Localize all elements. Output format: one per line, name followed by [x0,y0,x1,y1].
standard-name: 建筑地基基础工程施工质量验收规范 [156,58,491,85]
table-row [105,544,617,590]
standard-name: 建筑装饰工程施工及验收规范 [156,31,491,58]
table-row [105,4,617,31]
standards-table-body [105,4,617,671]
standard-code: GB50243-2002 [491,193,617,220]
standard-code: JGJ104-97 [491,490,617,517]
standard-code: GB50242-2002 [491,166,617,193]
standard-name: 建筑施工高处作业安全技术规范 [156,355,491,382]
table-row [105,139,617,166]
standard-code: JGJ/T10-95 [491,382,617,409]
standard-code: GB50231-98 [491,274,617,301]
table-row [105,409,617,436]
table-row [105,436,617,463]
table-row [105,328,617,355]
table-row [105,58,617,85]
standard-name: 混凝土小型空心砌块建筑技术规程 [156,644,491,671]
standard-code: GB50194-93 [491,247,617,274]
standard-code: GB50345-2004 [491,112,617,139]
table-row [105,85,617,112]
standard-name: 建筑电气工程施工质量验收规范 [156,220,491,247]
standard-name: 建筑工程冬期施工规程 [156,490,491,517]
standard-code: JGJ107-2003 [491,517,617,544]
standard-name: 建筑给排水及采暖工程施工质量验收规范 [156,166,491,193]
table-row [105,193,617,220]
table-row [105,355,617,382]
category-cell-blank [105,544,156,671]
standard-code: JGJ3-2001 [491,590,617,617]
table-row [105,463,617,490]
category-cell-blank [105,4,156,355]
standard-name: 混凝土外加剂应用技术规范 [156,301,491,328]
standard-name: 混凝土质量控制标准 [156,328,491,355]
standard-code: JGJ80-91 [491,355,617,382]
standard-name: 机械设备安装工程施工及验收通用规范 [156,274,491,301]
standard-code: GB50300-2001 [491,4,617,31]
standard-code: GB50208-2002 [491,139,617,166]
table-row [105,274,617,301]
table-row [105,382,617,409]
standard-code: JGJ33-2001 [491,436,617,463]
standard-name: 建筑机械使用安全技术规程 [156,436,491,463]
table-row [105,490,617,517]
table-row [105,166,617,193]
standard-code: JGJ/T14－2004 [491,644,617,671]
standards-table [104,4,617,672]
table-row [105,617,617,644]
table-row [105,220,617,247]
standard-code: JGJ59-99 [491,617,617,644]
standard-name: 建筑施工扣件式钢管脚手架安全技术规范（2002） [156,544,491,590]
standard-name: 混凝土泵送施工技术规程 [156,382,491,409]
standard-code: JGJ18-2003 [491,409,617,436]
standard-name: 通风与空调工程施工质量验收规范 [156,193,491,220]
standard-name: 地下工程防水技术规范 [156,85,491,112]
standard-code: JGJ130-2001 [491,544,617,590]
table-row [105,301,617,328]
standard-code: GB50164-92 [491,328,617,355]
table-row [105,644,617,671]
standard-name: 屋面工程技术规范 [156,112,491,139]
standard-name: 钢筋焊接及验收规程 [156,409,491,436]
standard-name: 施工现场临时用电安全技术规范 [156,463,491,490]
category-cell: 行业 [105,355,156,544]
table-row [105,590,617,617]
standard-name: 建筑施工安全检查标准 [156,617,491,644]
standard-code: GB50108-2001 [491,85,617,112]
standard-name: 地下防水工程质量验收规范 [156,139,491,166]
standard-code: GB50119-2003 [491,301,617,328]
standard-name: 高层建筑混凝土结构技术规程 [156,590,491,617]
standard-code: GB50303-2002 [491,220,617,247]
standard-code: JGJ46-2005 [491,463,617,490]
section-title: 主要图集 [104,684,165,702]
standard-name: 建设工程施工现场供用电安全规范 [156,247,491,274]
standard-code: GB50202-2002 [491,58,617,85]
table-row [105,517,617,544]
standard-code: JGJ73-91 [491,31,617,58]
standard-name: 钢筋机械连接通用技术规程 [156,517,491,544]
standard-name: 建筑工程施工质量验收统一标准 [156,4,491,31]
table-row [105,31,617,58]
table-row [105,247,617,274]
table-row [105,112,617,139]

· · · · · · ·

WORK TO DO: Copy every row above verbatim, in its original order.

ANSWER TO THE EXERCISE:
Localize all elements. Output format: one per line, name followed by [x0,y0,x1,y1].
standard-name: 建筑地基基础工程施工质量验收规范 [156,58,491,85]
table-row [105,544,617,590]
standard-name: 建筑装饰工程施工及验收规范 [156,31,491,58]
table-row [105,4,617,31]
standards-table-body [105,4,617,671]
standard-code: GB50243-2002 [491,193,617,220]
standard-code: JGJ104-97 [491,490,617,517]
standard-code: GB50242-2002 [491,166,617,193]
standard-name: 建筑施工高处作业安全技术规范 [156,355,491,382]
table-row [105,139,617,166]
standard-code: JGJ/T10-95 [491,382,617,409]
standard-code: GB50231-98 [491,274,617,301]
table-row [105,409,617,436]
table-row [105,436,617,463]
table-row [105,328,617,355]
table-row [105,58,617,85]
standard-name: 混凝土小型空心砌块建筑技术规程 [156,644,491,671]
standard-code: GB50194-93 [491,247,617,274]
standard-code: GB50345-2004 [491,112,617,139]
table-row [105,85,617,112]
standard-name: 建筑电气工程施工质量验收规范 [156,220,491,247]
standard-name: 建筑工程冬期施工规程 [156,490,491,517]
standard-code: JGJ107-2003 [491,517,617,544]
standard-name: 建筑给排水及采暖工程施工质量验收规范 [156,166,491,193]
table-row [105,193,617,220]
table-row [105,355,617,382]
category-cell-blank [105,544,156,671]
standard-code: JGJ3-2001 [491,590,617,617]
table-row [105,463,617,490]
category-cell-blank [105,4,156,355]
standard-name: 混凝土外加剂应用技术规范 [156,301,491,328]
standard-name: 混凝土质量控制标准 [156,328,491,355]
standard-code: JGJ80-91 [491,355,617,382]
standard-name: 机械设备安装工程施工及验收通用规范 [156,274,491,301]
standard-code: GB50300-2001 [491,4,617,31]
standard-code: GB50208-2002 [491,139,617,166]
table-row [105,274,617,301]
table-row [105,382,617,409]
standard-code: JGJ33-2001 [491,436,617,463]
standard-name: 建筑机械使用安全技术规程 [156,436,491,463]
table-row [105,490,617,517]
table-row [105,166,617,193]
standard-code: JGJ/T14－2004 [491,644,617,671]
standards-table [104,4,617,672]
table-row [105,617,617,644]
table-row [105,220,617,247]
standard-code: JGJ59-99 [491,617,617,644]
standard-name: 建筑施工扣件式钢管脚手架安全技术规范（2002） [156,544,491,590]
standard-name: 混凝土泵送施工技术规程 [156,382,491,409]
standard-code: JGJ18-2003 [491,409,617,436]
standard-name: 通风与空调工程施工质量验收规范 [156,193,491,220]
standard-name: 地下工程防水技术规范 [156,85,491,112]
standard-code: JGJ130-2001 [491,544,617,590]
table-row [105,301,617,328]
standard-code: GB50164-92 [491,328,617,355]
table-row [105,644,617,671]
standard-name: 屋面工程技术规范 [156,112,491,139]
standard-name: 钢筋焊接及验收规程 [156,409,491,436]
standard-name: 施工现场临时用电安全技术规范 [156,463,491,490]
category-cell: 行业 [105,355,156,544]
table-row [105,590,617,617]
standard-name: 建筑施工安全检查标准 [156,617,491,644]
standard-code: GB50108-2001 [491,85,617,112]
standard-name: 地下防水工程质量验收规范 [156,139,491,166]
standard-code: GB50119-2003 [491,301,617,328]
standard-name: 高层建筑混凝土结构技术规程 [156,590,491,617]
standard-code: GB50303-2002 [491,220,617,247]
standard-code: JGJ46-2005 [491,463,617,490]
section-title: 主要图集 [104,684,165,702]
standard-name: 建设工程施工现场供用电安全规范 [156,247,491,274]
standard-code: GB50202-2002 [491,58,617,85]
table-row [105,517,617,544]
standard-code: JGJ73-91 [491,31,617,58]
standard-name: 钢筋机械连接通用技术规程 [156,517,491,544]
standard-name: 建筑工程施工质量验收统一标准 [156,4,491,31]
table-row [105,31,617,58]
table-row [105,247,617,274]
table-row [105,112,617,139]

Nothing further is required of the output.